INFORMATION SUPPLIED:

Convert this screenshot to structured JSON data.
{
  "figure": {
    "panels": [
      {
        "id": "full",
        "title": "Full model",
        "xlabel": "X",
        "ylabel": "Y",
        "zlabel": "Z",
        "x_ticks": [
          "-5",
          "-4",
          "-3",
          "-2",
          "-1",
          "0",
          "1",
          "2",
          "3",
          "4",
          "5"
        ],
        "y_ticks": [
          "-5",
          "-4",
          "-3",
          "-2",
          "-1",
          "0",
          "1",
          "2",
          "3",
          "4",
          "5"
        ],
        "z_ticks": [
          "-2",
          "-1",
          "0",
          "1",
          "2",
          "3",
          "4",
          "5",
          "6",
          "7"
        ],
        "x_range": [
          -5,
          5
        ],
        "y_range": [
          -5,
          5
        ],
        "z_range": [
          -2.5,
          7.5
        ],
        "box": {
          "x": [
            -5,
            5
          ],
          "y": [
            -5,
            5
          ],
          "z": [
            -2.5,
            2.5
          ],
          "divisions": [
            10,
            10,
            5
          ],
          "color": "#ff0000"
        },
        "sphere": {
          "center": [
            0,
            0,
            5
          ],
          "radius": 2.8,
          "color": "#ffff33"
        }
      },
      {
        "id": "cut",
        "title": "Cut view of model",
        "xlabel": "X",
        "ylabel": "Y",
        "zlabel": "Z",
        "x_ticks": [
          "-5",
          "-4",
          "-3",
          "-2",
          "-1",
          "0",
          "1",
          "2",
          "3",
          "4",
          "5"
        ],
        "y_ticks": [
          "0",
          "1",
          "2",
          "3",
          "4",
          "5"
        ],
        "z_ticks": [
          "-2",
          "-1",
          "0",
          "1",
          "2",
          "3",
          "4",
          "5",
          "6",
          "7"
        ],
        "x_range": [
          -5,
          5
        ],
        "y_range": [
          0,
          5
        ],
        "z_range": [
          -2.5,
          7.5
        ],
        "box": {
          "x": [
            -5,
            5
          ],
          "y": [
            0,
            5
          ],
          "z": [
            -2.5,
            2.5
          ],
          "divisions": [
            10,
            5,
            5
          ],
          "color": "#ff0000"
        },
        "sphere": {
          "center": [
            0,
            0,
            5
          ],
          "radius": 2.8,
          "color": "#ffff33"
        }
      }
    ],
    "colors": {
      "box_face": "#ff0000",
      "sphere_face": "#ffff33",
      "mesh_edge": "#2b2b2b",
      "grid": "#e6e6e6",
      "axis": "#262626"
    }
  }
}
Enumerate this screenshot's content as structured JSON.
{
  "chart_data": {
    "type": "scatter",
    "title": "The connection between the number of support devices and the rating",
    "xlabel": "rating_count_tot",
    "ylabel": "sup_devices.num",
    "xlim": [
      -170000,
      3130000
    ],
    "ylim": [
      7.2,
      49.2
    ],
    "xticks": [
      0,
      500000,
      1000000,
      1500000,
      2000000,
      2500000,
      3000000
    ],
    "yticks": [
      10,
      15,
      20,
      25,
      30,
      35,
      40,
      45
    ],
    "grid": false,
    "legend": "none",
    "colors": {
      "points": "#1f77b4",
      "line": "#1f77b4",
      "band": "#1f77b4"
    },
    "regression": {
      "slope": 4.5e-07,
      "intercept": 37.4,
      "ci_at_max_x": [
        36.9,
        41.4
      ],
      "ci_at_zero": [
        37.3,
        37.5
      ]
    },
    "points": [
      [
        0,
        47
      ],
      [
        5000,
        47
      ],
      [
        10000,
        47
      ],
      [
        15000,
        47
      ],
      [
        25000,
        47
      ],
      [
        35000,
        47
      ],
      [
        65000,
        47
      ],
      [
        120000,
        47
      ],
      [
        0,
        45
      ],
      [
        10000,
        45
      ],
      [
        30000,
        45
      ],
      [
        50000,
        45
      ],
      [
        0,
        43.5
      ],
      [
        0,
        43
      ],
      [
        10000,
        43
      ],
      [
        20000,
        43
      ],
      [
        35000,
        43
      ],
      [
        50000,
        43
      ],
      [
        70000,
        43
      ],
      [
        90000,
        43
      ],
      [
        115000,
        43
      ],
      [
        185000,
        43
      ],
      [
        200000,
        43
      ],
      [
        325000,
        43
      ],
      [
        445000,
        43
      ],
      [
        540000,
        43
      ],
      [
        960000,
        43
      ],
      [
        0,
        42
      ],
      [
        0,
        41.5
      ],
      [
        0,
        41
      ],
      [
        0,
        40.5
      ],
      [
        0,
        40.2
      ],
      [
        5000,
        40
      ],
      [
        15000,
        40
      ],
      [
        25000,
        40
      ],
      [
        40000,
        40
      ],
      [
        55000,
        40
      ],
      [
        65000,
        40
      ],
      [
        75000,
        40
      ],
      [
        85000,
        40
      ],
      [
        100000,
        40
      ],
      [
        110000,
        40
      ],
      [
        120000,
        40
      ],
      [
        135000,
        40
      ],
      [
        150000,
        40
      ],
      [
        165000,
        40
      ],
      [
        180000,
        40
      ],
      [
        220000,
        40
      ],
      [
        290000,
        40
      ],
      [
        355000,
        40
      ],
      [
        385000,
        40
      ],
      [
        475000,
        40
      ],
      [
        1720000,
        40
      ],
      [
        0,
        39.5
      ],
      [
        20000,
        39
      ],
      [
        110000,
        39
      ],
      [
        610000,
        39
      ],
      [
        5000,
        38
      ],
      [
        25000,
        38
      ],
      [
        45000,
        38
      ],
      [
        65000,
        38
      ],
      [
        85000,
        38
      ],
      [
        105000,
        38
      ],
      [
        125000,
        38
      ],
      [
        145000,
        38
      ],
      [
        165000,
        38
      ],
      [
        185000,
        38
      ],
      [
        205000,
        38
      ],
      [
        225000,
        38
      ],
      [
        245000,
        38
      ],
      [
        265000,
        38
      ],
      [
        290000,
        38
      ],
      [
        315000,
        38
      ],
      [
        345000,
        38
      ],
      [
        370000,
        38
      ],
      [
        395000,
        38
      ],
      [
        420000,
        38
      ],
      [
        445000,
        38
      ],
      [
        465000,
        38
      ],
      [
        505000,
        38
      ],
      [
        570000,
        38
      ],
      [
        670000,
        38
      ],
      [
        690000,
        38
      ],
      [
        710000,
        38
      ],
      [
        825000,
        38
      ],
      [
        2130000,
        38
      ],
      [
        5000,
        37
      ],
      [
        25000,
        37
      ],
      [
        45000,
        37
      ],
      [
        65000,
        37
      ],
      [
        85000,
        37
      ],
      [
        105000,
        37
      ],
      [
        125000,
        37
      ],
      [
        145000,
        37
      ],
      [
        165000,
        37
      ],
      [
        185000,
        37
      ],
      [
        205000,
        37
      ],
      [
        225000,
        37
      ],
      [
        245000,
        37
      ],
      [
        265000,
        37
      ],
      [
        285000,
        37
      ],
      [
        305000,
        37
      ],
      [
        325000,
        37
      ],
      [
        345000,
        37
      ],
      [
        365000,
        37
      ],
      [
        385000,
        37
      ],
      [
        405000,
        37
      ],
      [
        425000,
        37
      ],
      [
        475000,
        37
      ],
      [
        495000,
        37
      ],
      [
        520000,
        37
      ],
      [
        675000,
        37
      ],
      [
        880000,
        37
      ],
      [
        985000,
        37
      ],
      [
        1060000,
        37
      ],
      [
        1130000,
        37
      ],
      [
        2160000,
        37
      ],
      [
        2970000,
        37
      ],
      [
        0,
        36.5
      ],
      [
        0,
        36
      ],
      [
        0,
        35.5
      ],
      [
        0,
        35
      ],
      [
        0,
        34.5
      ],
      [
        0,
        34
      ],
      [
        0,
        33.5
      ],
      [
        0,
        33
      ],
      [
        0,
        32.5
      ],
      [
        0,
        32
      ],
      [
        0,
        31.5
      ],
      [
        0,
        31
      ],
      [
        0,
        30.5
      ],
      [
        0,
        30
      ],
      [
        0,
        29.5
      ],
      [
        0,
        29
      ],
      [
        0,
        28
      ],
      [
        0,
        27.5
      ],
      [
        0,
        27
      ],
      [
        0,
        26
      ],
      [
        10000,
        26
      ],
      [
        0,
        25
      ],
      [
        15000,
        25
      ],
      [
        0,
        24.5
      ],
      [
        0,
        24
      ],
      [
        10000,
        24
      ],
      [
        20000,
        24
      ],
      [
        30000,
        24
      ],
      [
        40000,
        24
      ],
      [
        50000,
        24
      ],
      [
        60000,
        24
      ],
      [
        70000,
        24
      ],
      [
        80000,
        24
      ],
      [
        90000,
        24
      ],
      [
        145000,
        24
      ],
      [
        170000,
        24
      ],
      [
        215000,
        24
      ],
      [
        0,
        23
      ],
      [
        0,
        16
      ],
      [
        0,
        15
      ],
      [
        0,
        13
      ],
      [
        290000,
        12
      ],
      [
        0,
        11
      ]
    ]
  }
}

EXERCISE PROMPT:
Find the word "title" in the material, then list each line that holds it.

WRITTEN SOLUTION:
        "title": "Full model",
        "title": "Cut view of model",
    "title": "The connection between the number of support devices and the rating",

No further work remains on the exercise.